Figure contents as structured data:

━━━━━━

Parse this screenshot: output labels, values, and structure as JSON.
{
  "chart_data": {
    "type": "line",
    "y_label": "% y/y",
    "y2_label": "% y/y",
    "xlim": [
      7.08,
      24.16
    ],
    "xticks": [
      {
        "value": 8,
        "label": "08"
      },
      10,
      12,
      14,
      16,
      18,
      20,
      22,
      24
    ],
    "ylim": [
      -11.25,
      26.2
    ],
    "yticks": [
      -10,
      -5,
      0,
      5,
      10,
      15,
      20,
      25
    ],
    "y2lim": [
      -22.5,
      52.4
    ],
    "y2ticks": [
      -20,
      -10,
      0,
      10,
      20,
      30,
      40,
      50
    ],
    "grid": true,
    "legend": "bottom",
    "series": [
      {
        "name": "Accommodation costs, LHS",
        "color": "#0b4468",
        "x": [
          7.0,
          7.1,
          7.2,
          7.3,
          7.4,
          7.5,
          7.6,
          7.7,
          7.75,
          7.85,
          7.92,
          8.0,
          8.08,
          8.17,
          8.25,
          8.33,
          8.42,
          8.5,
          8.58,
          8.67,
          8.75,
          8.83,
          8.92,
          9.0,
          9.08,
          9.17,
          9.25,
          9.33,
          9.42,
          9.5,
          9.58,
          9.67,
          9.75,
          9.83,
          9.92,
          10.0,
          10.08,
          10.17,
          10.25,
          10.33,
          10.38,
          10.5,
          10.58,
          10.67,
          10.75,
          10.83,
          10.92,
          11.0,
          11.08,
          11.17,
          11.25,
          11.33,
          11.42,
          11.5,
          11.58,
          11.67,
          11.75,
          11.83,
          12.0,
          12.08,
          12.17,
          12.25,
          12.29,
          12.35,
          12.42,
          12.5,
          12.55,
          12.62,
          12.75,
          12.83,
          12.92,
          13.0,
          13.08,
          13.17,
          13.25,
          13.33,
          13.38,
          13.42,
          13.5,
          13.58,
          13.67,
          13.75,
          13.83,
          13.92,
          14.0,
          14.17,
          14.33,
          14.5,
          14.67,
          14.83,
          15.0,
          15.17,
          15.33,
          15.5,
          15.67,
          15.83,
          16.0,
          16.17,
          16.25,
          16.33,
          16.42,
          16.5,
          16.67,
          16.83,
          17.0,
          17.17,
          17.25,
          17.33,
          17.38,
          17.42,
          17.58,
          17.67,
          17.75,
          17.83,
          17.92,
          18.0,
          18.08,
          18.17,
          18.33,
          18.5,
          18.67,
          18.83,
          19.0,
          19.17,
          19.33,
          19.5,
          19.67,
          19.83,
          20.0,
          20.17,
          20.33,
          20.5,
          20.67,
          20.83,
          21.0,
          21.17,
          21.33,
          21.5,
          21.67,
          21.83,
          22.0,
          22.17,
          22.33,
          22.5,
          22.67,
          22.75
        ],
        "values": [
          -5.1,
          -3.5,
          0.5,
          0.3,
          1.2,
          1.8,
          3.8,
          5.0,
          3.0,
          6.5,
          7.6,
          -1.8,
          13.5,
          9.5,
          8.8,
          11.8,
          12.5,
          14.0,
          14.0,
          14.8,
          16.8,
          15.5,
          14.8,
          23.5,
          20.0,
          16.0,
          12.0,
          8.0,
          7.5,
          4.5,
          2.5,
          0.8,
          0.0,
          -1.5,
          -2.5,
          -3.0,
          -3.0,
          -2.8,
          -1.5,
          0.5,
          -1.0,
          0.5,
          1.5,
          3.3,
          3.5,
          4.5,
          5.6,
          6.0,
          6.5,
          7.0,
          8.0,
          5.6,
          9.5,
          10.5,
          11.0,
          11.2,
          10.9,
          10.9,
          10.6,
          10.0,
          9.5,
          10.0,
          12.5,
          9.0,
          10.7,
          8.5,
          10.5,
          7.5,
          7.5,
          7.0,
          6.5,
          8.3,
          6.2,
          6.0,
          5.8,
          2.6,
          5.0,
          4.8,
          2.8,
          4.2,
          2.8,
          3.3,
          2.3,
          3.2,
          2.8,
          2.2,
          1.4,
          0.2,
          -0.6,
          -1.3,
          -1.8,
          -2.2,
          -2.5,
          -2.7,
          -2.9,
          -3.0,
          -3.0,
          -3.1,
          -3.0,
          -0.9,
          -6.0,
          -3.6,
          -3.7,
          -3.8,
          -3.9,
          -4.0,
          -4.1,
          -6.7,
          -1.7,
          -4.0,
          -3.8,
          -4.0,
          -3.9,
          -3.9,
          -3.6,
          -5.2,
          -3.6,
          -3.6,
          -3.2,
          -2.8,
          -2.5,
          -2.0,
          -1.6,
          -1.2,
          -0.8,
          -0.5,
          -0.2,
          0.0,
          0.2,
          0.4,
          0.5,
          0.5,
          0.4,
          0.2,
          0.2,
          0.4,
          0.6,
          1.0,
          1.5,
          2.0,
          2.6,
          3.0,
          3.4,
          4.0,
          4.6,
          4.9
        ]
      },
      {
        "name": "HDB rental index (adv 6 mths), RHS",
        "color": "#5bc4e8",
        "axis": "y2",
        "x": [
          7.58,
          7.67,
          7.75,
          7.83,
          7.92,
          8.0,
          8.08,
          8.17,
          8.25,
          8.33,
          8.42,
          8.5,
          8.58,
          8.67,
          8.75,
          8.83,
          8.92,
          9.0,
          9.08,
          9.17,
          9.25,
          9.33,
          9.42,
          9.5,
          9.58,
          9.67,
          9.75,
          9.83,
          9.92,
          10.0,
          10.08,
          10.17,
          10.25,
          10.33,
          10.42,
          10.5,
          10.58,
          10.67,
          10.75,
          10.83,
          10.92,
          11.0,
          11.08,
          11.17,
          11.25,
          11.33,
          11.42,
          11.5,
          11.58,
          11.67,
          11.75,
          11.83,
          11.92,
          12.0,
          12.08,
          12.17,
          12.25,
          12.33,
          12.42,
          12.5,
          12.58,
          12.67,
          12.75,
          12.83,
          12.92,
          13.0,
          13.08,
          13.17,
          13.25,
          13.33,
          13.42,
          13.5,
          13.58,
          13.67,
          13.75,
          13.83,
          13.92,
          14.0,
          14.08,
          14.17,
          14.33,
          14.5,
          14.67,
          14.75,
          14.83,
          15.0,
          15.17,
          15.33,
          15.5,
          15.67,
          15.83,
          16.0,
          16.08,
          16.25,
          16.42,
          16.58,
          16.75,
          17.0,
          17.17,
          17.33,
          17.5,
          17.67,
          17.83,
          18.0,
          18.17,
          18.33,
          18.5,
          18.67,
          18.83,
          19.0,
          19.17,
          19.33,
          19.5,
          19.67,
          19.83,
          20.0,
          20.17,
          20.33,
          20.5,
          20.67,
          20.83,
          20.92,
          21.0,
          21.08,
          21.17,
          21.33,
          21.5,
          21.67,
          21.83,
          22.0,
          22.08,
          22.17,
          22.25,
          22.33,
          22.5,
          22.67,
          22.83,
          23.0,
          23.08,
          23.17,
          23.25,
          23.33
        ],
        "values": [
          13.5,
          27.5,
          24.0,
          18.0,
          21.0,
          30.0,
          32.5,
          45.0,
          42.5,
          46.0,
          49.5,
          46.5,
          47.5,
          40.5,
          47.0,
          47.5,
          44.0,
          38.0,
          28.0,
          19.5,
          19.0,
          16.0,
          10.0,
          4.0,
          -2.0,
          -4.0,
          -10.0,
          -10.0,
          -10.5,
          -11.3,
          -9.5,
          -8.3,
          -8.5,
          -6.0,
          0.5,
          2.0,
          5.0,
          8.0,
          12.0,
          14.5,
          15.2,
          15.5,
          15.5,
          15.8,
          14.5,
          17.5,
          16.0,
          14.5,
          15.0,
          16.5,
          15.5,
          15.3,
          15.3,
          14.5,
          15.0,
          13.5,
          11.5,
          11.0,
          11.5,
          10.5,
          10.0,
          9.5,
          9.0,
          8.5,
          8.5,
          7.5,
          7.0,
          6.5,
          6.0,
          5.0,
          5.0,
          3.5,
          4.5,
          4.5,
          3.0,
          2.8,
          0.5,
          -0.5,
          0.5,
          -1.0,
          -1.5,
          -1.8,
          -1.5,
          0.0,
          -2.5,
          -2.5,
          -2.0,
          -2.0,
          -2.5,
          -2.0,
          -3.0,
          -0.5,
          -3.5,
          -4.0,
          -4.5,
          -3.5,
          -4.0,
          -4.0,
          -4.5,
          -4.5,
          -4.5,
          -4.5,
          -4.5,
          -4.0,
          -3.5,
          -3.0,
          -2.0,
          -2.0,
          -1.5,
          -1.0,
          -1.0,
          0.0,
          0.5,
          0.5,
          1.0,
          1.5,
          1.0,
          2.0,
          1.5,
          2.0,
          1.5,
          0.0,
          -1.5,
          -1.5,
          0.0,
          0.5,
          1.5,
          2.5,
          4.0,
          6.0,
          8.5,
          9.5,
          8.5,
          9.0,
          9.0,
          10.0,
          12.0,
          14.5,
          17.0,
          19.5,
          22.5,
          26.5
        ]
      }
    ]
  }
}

━━━━━━

Show the lines where the word "name" appears in the entries.

= Written solution =
        "name": "Accommodation costs, LHS",
        "name": "HDB rental index (adv 6 mths), RHS",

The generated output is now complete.